- **Given instruction**
Collect all the lines that mention the word "nach".

━━ Stored data ━━

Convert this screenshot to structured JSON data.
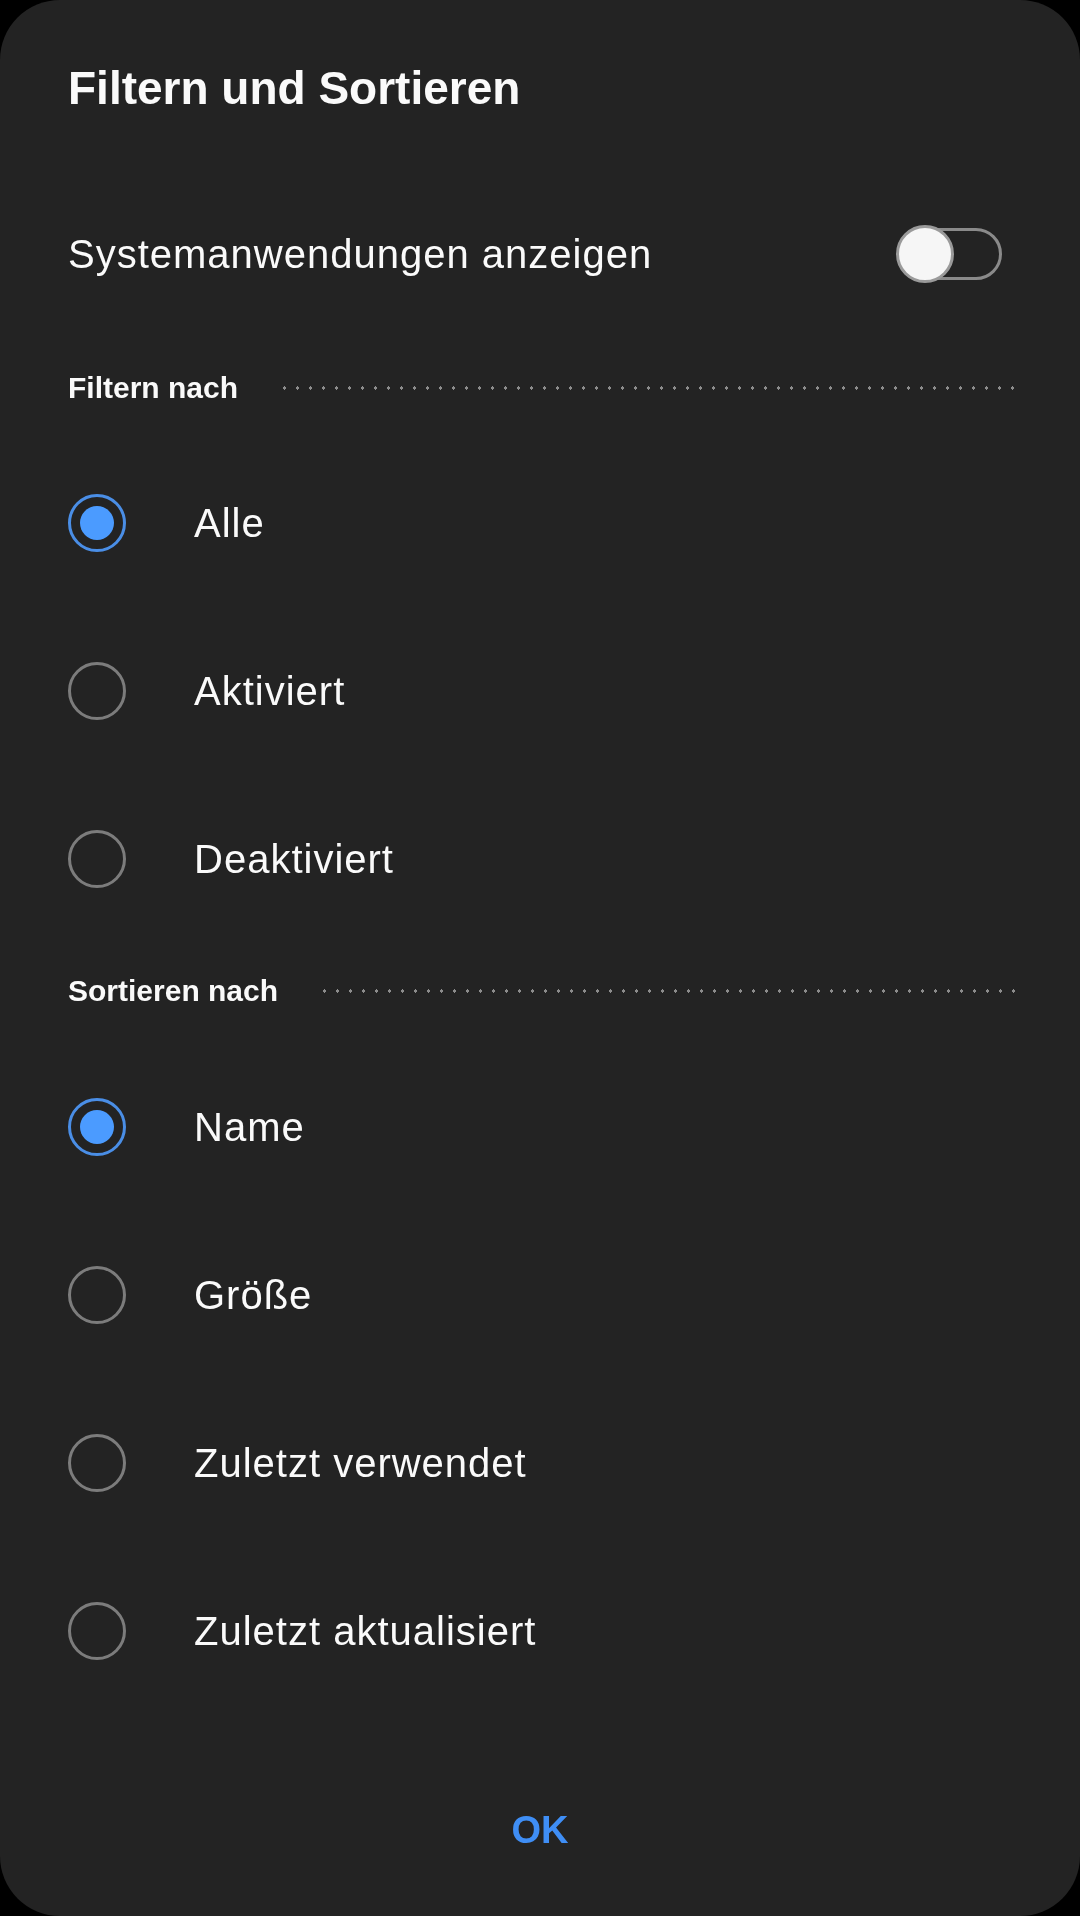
{
  "dialog": {
    "title": "Filtern und Sortieren"
  },
  "toggle": {
    "label": "Systemanwendungen anzeigen",
    "on": false
  },
  "sections": [
    {
      "heading": "Filtern nach",
      "options": [
        {
          "label": "Alle",
          "selected": true
        },
        {
          "label": "Aktiviert",
          "selected": false
        },
        {
          "label": "Deaktiviert",
          "selected": false
        }
      ]
    },
    {
      "heading": "Sortieren nach",
      "options": [
        {
          "label": "Name",
          "selected": true
        },
        {
          "label": "Größe",
          "selected": false
        },
        {
          "label": "Zuletzt verwendet",
          "selected": false
        },
        {
          "label": "Zuletzt aktualisiert",
          "selected": false
        }
      ]
    }
  ],
  "buttons": [
    {
      "label": "OK"
    }
  ]
}
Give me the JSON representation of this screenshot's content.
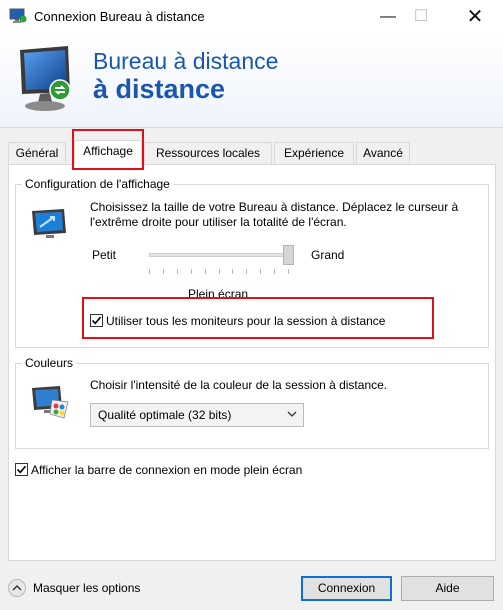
{
  "window": {
    "title": "Connexion Bureau à distance",
    "controls": {
      "minimize": "—",
      "maximize": "☐",
      "close": "✕"
    }
  },
  "banner": {
    "line1": "Bureau à distance",
    "line2": "à distance"
  },
  "tabs": [
    {
      "label": "Général",
      "active": false
    },
    {
      "label": "Affichage",
      "active": true
    },
    {
      "label": "Ressources locales",
      "active": false
    },
    {
      "label": "Expérience",
      "active": false
    },
    {
      "label": "Avancé",
      "active": false
    }
  ],
  "display_group": {
    "title": "Configuration de l'affichage",
    "description": "Choisissez la taille de votre Bureau à distance. Déplacez le curseur à l'extrême droite pour utiliser la totalité de l'écran.",
    "slider": {
      "min_label": "Petit",
      "max_label": "Grand",
      "value_label": "Plein écran",
      "position_fraction": 1.0
    },
    "use_all_monitors": {
      "label": "Utiliser tous les moniteurs pour la session à distance",
      "checked": true
    }
  },
  "colors_group": {
    "title": "Couleurs",
    "description": "Choisir l'intensité de la couleur de la session à distance.",
    "select_value": "Qualité optimale (32 bits)"
  },
  "connection_bar": {
    "label": "Afficher la barre de connexion en mode plein écran",
    "checked": true
  },
  "footer": {
    "options_toggle": "Masquer les options",
    "connect_button": "Connexion",
    "help_button": "Aide"
  },
  "colors": {
    "banner_text": "#1a56b0",
    "highlight": "#e0101a",
    "default_button_border": "#0f6fd5"
  }
}
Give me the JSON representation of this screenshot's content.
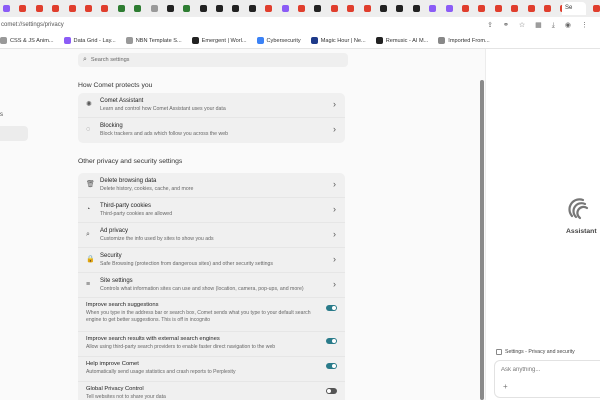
{
  "tabs": {
    "favicon_colors": [
      "#8b5cf6",
      "#e03e2d",
      "#e03e2d",
      "#e03e2d",
      "#e03e2d",
      "#e03e2d",
      "#e03e2d",
      "#2e7d32",
      "#2e7d32",
      "#999999",
      "#222222",
      "#2e7d32",
      "#222222",
      "#222222",
      "#222222",
      "#222222",
      "#e03e2d",
      "#8b5cf6",
      "#e03e2d",
      "#222222",
      "#e03e2d",
      "#e03e2d",
      "#e03e2d",
      "#222222",
      "#222222",
      "#222222",
      "#8b5cf6",
      "#8b5cf6",
      "#e03e2d",
      "#e03e2d",
      "#e03e2d",
      "#e03e2d",
      "#e03e2d",
      "#e03e2d",
      "#e03e2d",
      "#e03e2d",
      "#e03e2d",
      "#e03e2d",
      "#e03e2d",
      "#222222",
      "#222222",
      "#222222",
      "#222222",
      "#222222",
      "#222222",
      "#222222",
      "#222222",
      "#222222",
      "#222222",
      "#222222",
      "#222222",
      "#222222",
      "#222222",
      "#222222",
      "#222222"
    ],
    "active_label": "Se"
  },
  "address": {
    "url": "comet://settings/privacy",
    "icons": [
      "share-icon",
      "link-icon",
      "star-icon",
      "extension-icon",
      "download-icon",
      "profile-icon",
      "menu-icon"
    ]
  },
  "bookmarks": [
    {
      "label": "CSS & JS Anim...",
      "color": "#999999"
    },
    {
      "label": "Data Grid - Lay...",
      "color": "#8b5cf6"
    },
    {
      "label": "NBN Template S...",
      "color": "#999999"
    },
    {
      "label": "Emergent | Worl...",
      "color": "#222222"
    },
    {
      "label": "Cybersecurity",
      "color": "#3b82f6"
    },
    {
      "label": "Magic Hour | Ne...",
      "color": "#1e3a8a"
    },
    {
      "label": "Remusic - AI M...",
      "color": "#222222"
    },
    {
      "label": "Imported From...",
      "color": "#888888"
    }
  ],
  "nav": {
    "partial_item": "s"
  },
  "search": {
    "placeholder": "Search settings"
  },
  "sections": {
    "protect_title": "How Comet protects you",
    "other_title": "Other privacy and security settings"
  },
  "protect_rows": [
    {
      "icon": "comet-assistant-icon",
      "glyph": "✺",
      "title": "Comet Assistant",
      "sub": "Learn and control how Comet Assistant uses your data"
    },
    {
      "icon": "blocking-icon",
      "glyph": "◌",
      "title": "Blocking",
      "sub": "Block trackers and ads which follow you across the web"
    }
  ],
  "other_rows": [
    {
      "icon": "trash-icon",
      "glyph": "🗑",
      "title": "Delete browsing data",
      "sub": "Delete history, cookies, cache, and more"
    },
    {
      "icon": "cookie-icon",
      "glyph": "◔",
      "title": "Third-party cookies",
      "sub": "Third-party cookies are allowed"
    },
    {
      "icon": "ad-privacy-icon",
      "glyph": "⌕",
      "title": "Ad privacy",
      "sub": "Customize the info used by sites to show you ads"
    },
    {
      "icon": "security-icon",
      "glyph": "🔒",
      "title": "Security",
      "sub": "Safe Browsing (protection from dangerous sites) and other security settings"
    },
    {
      "icon": "site-settings-icon",
      "glyph": "≡",
      "title": "Site settings",
      "sub": "Controls what information sites can use and show (location, camera, pop-ups, and more)"
    }
  ],
  "toggle_rows": [
    {
      "title": "Improve search suggestions",
      "sub": "When you type in the address bar or search box, Comet sends what you type to your default search engine to get better suggestions. This is off in incognito",
      "state": "on"
    },
    {
      "title": "Improve search results with external search engines",
      "sub": "Allow using third-party search providers to enable faster direct navigation to the web",
      "state": "on"
    },
    {
      "title": "Help improve Comet",
      "sub": "Automatically send usage statistics and crash reports to Perplexity",
      "state": "on"
    },
    {
      "title": "Global Privacy Control",
      "sub": "Tell websites not to share your data",
      "state": "off"
    }
  ],
  "assistant": {
    "label": "Assistant",
    "context_chip": "Settings - Privacy and security",
    "ask_placeholder": "Ask anything...",
    "plus": "+"
  },
  "colors": {
    "toggle_on": "#2a7b8a",
    "toggle_off": "#555555",
    "card_bg": "#f0f0f0"
  }
}
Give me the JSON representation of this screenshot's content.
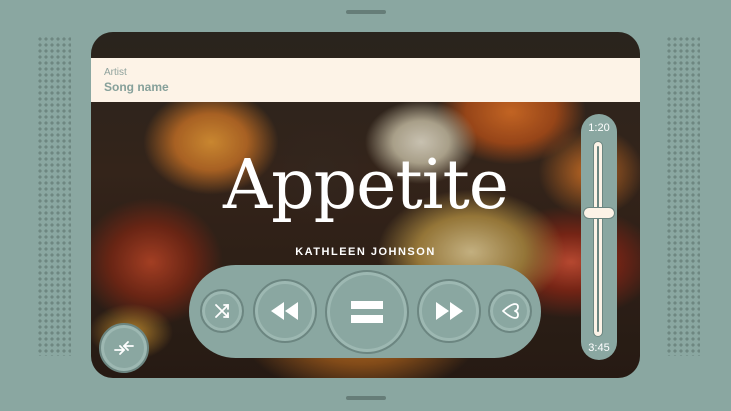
{
  "now_playing": {
    "artist": "Artist",
    "song_name": "Song name",
    "album_title": "Appetite",
    "album_artist": "KATHLEEN JOHNSON"
  },
  "playback": {
    "current_time": "1:20",
    "total_time": "3:45",
    "progress_fraction": 0.356
  },
  "controls": {
    "shuffle_icon": "shuffle-icon",
    "rewind_icon": "rewind-icon",
    "play_pause_icon": "pause-icon",
    "fast_forward_icon": "fast-forward-icon",
    "like_icon": "heart-icon",
    "swap_icon": "swap-arrows-icon"
  },
  "colors": {
    "background": "#8aa7a1",
    "info_bar": "#fdf3e7",
    "icon": "#ffffff",
    "border": "#6c8681"
  }
}
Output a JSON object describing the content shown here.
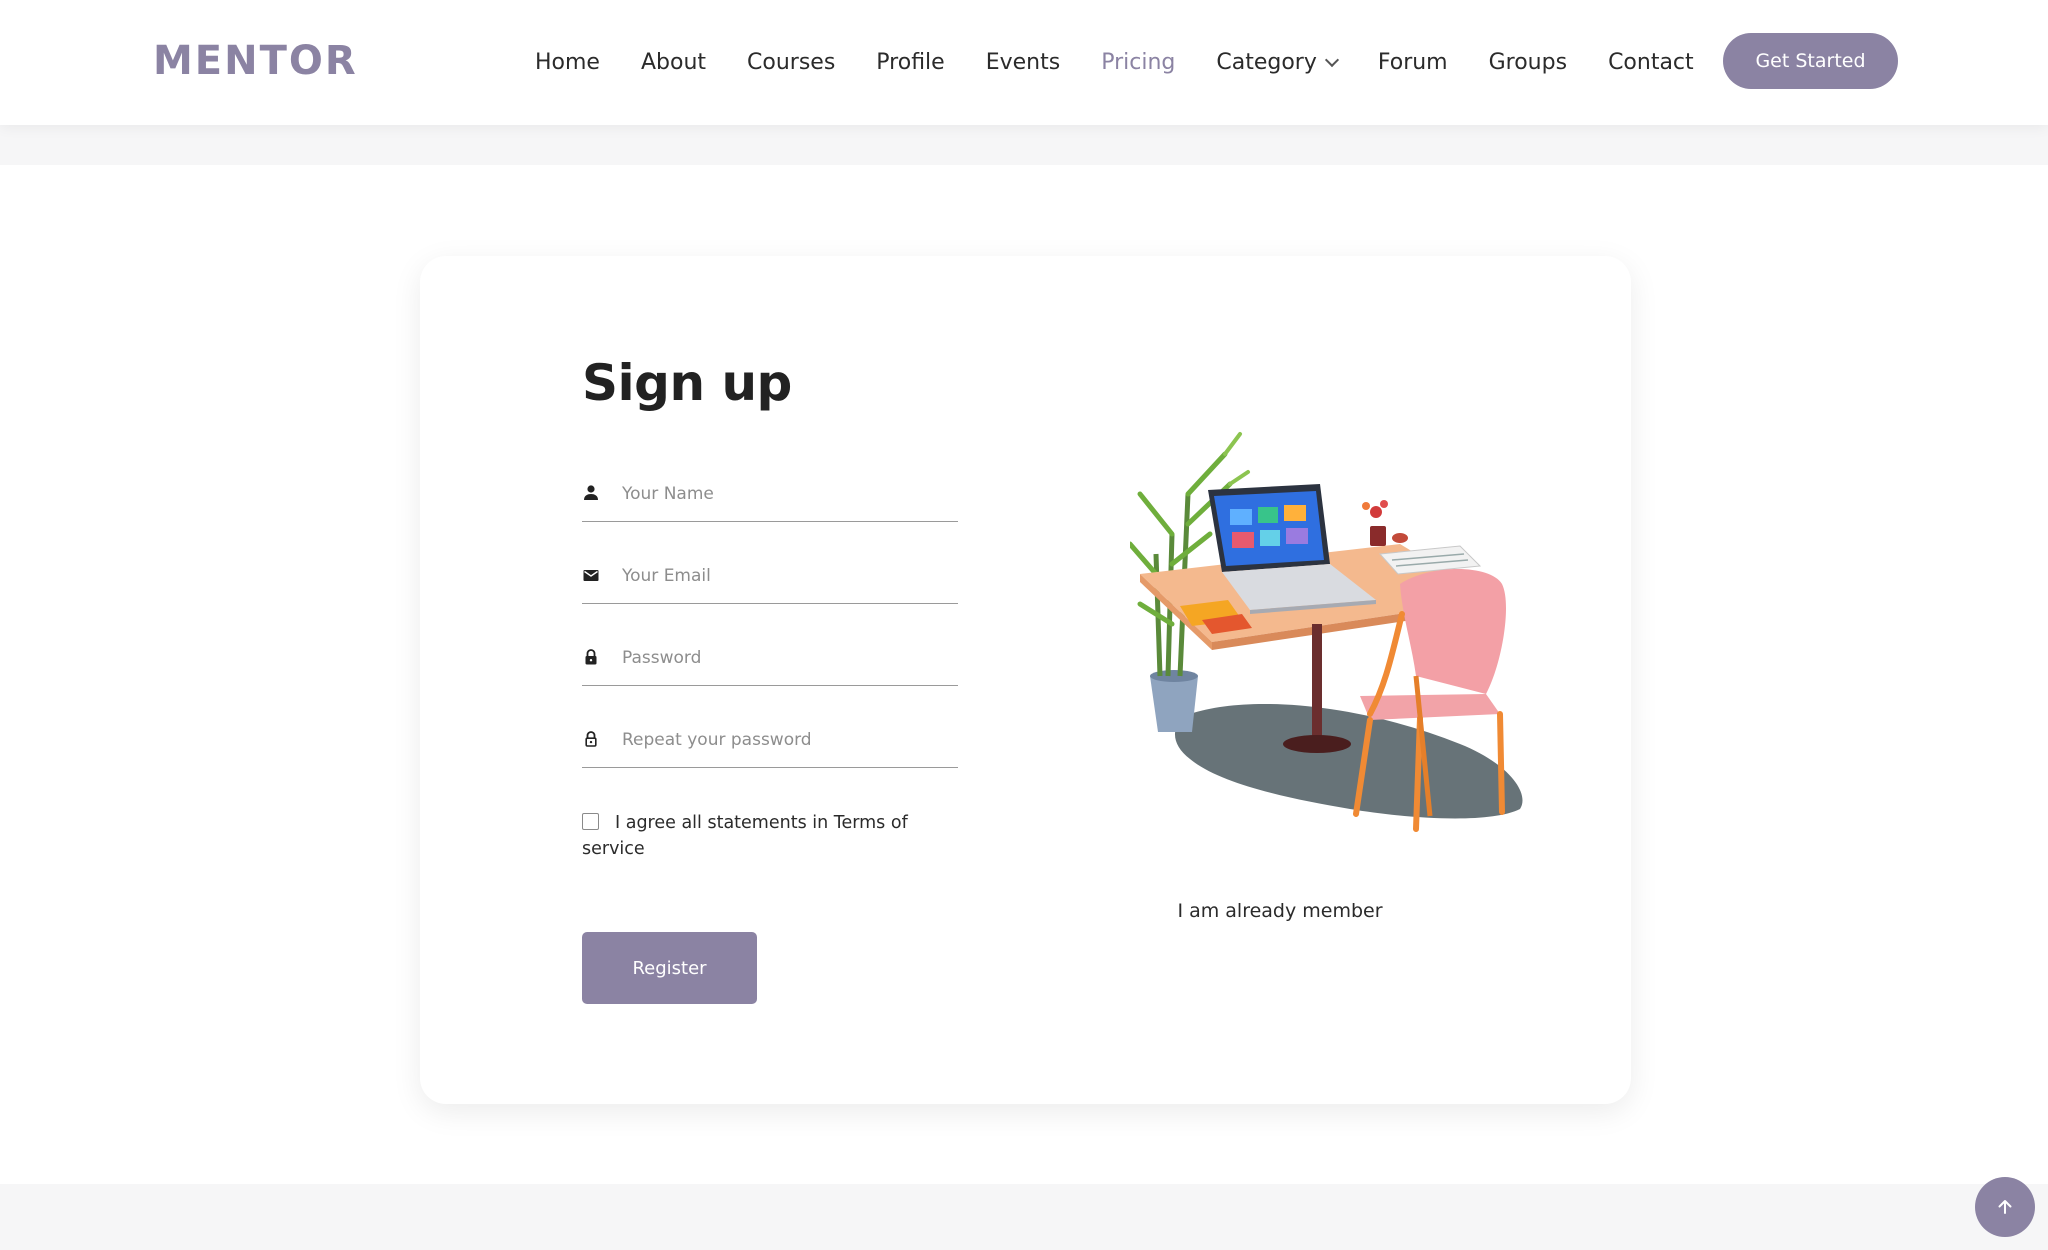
{
  "brand": {
    "logo": "MENTOR",
    "accent_color": "#8b83a3"
  },
  "nav": {
    "items": [
      {
        "label": "Home",
        "active": false
      },
      {
        "label": "About",
        "active": false
      },
      {
        "label": "Courses",
        "active": false
      },
      {
        "label": "Profile",
        "active": false
      },
      {
        "label": "Events",
        "active": false
      },
      {
        "label": "Pricing",
        "active": true
      },
      {
        "label": "Category",
        "active": false,
        "dropdown": true
      },
      {
        "label": "Forum",
        "active": false
      },
      {
        "label": "Groups",
        "active": false
      },
      {
        "label": "Contact",
        "active": false
      }
    ],
    "cta_label": "Get Started"
  },
  "signup": {
    "title": "Sign up",
    "fields": [
      {
        "icon": "person-icon",
        "placeholder": "Your Name",
        "value": ""
      },
      {
        "icon": "mail-icon",
        "placeholder": "Your Email",
        "value": ""
      },
      {
        "icon": "lock-icon",
        "placeholder": "Password",
        "value": ""
      },
      {
        "icon": "lock-outline-icon",
        "placeholder": "Repeat your password",
        "value": ""
      }
    ],
    "terms_label": "I agree all statements in Terms of service",
    "terms_checked": false,
    "register_label": "Register",
    "member_link": "I am already member",
    "illustration": "desk-laptop-chair-plant-illustration"
  },
  "back_to_top": {
    "icon": "arrow-up-icon"
  }
}
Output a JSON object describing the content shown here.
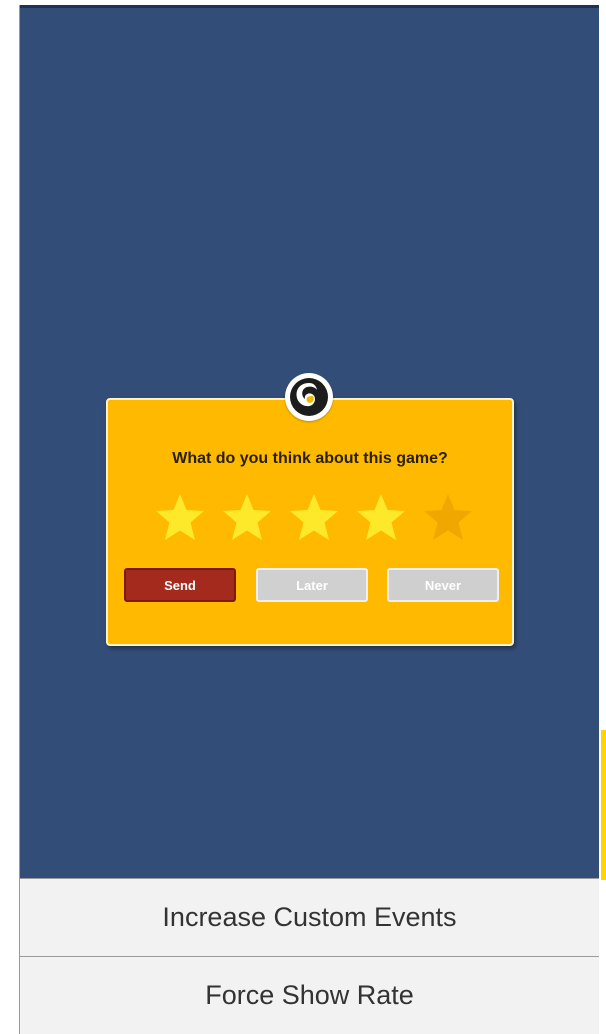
{
  "dialog": {
    "question": "What do you think about this game?",
    "rating": 4,
    "max_rating": 5,
    "send_label": "Send",
    "later_label": "Later",
    "never_label": "Never"
  },
  "menu": {
    "increase_events_label": "Increase Custom Events",
    "force_show_rate_label": "Force Show Rate"
  },
  "colors": {
    "background": "#324e78",
    "dialog": "#ffba00",
    "star_filled": "#fde92a",
    "star_empty": "#f0a800",
    "send_button": "#a32a1d",
    "secondary_button": "#d0d0d0"
  },
  "icons": {
    "logo": "swirl-logo-icon",
    "star": "star-icon"
  }
}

━━━

- **Solution**
      "heading": "Filtern nach",
      "heading": "Sortieren nach",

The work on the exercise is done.